**DOCUMENT SECTION**:
━━━━━━━━━━━━━━━━

This is no easy task. In the decade leading up to the global financial crisis and the Arab uprisings, the growth Arab countries experienced was primarily macroeconomic rather than inclusive. With global economic growth at low rates, Arab economies were then hit with lower oil prices, thereby reducing income for both oil exporters and countries benefiting from remittances from the Gulf region. Political turmoil and regional discord in many Arab countries is further adding to the region’s economic woes, as is the inability and hesitancy of many governments to continue using the public sector to achieve employment goals. It is therefore not surprising that unemployment rates remained stubbornly high in Egypt, Yemen, Jordan, Morocco, Libya, Syria, the West Bank and Gaza, and Tunisia between 2004 and 2014.

━━━━━━━━━━━━━━━━

**SET OF TASKS**:
A) Quote the passage on Arab economies word for word, everything from "This is no easy" down to "2004 and 2014.".
B) According to the passage on Arab economies, what kind of growth did Arab countries mainly experience in the decade before the global financial crisis and the Arab uprisings?
The items that come next are drawn from a separate source.

**INFORMATION GIVEN**:
━━━━━━━━━━━━━━━━

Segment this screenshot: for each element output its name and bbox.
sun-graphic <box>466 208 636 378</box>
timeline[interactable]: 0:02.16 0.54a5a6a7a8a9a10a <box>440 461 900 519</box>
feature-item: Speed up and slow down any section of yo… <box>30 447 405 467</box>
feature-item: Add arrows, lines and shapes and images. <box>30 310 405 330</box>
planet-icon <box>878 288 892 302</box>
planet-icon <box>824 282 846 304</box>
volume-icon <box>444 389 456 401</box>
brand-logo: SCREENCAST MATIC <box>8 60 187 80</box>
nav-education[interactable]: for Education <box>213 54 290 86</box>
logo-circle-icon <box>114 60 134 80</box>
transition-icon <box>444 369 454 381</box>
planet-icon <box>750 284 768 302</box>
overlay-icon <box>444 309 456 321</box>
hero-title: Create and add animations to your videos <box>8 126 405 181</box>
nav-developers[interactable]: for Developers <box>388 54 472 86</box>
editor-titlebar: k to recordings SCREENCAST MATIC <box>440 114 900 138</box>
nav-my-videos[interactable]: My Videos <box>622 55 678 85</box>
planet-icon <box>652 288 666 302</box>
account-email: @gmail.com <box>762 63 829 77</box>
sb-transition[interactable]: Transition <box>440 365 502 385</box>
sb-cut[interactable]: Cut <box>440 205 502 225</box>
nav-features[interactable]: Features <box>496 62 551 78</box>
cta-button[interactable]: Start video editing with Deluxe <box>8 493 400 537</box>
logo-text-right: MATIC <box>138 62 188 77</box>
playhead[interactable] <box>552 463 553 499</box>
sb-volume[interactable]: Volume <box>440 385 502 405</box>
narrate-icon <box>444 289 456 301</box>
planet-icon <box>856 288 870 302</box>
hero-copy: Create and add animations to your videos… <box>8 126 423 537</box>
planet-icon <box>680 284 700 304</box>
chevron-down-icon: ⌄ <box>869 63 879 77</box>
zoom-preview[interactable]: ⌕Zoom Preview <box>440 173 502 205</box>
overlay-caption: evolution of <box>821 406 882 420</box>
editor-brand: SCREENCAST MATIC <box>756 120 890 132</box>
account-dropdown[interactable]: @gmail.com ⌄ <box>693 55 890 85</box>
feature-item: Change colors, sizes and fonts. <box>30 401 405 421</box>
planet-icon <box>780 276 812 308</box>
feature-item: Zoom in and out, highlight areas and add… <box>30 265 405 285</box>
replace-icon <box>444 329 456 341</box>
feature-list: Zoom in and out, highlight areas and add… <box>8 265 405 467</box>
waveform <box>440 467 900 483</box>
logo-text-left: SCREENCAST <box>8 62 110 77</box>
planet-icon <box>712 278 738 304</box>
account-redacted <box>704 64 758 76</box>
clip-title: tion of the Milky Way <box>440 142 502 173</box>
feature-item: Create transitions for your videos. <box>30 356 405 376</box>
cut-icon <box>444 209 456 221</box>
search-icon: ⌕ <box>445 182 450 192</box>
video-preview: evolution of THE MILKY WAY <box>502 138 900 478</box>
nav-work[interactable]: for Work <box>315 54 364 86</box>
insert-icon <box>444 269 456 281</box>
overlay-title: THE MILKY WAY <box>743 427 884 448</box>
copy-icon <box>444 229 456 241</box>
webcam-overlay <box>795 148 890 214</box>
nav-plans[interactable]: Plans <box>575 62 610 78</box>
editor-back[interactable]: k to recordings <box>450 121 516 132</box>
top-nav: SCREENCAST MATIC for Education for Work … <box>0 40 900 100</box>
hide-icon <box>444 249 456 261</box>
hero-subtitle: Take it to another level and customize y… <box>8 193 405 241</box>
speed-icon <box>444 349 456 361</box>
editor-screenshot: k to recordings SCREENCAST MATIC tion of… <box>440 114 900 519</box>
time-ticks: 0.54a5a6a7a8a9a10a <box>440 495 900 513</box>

━━━━━━━━━━━━━━━━

**RESPONSES**:
A)
This is no easy task. In the decade leading up to the global financial crisis and the Arab uprisings, the growth Arab countries experienced was primarily macroeconomic rather than inclusive. With global economic growth at low rates, Arab economies were then hit with lower oil prices, thereby reducing income for both oil exporters and countries benefiting from remittances from the Gulf region. Political turmoil and regional discord in many Arab countries is further adding to the region’s economic woes, as is the inability and hesitancy of many governments to continue using the public sector to achieve employment goals. It is therefore not surprising that unemployment rates remained stubbornly high in Egypt, Yemen, Jordan, Morocco, Libya, Syria, the West Bank and Gaza, and Tunisia between 2004 and 2014.

B) Their growth was primarily macroeconomic rather than inclusive.